### What is needed
List each line of the data that holds the string "Physicians".

....................

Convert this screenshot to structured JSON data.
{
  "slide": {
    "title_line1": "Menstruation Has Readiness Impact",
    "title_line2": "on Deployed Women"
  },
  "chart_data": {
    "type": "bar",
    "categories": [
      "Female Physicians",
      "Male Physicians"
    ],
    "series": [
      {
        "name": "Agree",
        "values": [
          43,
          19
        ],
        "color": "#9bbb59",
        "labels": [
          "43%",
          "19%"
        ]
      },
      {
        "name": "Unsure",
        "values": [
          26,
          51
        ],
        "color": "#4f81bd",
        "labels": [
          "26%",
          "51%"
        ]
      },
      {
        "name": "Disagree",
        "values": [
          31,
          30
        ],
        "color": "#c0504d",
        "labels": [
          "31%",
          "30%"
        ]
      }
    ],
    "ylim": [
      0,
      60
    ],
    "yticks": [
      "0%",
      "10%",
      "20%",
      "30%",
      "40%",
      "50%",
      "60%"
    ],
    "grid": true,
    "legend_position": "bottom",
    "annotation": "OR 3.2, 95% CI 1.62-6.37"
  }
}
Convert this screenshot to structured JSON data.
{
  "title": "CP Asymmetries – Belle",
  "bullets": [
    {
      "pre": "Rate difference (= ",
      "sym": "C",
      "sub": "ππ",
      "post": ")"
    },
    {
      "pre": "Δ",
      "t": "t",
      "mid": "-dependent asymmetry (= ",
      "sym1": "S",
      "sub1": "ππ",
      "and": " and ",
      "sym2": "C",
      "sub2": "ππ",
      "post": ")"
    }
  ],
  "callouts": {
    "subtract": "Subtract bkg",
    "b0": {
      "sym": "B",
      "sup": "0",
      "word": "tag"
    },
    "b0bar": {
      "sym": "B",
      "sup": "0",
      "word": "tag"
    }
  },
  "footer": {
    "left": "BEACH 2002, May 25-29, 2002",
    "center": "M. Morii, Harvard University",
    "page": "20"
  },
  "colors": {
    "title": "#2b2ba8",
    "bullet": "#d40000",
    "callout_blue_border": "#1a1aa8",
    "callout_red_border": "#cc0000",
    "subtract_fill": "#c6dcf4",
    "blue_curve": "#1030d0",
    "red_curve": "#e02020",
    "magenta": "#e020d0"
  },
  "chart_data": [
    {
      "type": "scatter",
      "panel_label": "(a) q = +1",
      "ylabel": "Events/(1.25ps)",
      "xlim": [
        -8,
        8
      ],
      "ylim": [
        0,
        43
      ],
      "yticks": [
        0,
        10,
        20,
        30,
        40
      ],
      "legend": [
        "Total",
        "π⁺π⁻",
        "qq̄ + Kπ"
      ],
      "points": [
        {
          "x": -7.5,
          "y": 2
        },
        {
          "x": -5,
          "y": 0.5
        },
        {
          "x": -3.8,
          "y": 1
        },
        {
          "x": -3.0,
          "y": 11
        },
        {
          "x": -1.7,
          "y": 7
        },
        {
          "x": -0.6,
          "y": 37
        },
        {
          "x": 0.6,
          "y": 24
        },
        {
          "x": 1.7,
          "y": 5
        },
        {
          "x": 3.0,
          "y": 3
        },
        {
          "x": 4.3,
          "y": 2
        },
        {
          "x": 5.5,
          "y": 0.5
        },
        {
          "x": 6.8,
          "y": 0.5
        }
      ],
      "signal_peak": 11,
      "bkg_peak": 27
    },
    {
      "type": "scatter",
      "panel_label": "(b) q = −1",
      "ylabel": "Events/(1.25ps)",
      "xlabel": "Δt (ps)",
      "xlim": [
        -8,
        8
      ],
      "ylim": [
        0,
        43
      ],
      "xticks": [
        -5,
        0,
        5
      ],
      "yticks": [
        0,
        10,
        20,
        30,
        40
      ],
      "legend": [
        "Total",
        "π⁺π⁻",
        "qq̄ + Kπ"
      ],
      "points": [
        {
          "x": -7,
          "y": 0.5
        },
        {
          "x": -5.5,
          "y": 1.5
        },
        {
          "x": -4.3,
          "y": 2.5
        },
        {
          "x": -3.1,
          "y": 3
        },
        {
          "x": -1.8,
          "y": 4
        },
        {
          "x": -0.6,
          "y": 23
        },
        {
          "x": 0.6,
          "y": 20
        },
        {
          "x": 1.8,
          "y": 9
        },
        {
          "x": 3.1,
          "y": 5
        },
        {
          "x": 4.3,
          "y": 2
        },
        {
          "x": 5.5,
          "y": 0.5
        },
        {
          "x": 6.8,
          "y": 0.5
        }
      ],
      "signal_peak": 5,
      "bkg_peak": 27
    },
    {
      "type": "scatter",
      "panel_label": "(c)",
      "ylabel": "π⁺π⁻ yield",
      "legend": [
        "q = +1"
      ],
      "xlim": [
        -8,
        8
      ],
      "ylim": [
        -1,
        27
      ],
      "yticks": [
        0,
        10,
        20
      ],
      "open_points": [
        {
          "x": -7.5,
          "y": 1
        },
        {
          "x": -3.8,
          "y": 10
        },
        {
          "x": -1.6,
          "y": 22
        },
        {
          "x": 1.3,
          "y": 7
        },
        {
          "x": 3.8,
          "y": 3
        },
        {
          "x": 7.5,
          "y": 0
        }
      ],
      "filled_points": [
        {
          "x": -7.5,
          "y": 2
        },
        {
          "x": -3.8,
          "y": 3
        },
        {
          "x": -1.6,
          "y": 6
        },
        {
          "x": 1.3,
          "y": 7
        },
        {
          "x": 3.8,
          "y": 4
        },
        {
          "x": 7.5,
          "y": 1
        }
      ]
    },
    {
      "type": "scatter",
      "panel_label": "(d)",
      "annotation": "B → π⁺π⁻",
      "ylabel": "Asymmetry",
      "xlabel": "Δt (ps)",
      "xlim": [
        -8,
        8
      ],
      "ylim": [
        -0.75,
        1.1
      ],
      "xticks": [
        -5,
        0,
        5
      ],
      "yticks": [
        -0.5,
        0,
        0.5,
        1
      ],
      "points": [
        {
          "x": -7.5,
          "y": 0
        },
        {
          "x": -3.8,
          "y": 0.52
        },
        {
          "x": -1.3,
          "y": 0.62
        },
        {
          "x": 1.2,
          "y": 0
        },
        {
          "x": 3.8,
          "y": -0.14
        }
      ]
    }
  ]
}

....................

### Response to the exercise
      "Female Physicians",
      "Male Physicians"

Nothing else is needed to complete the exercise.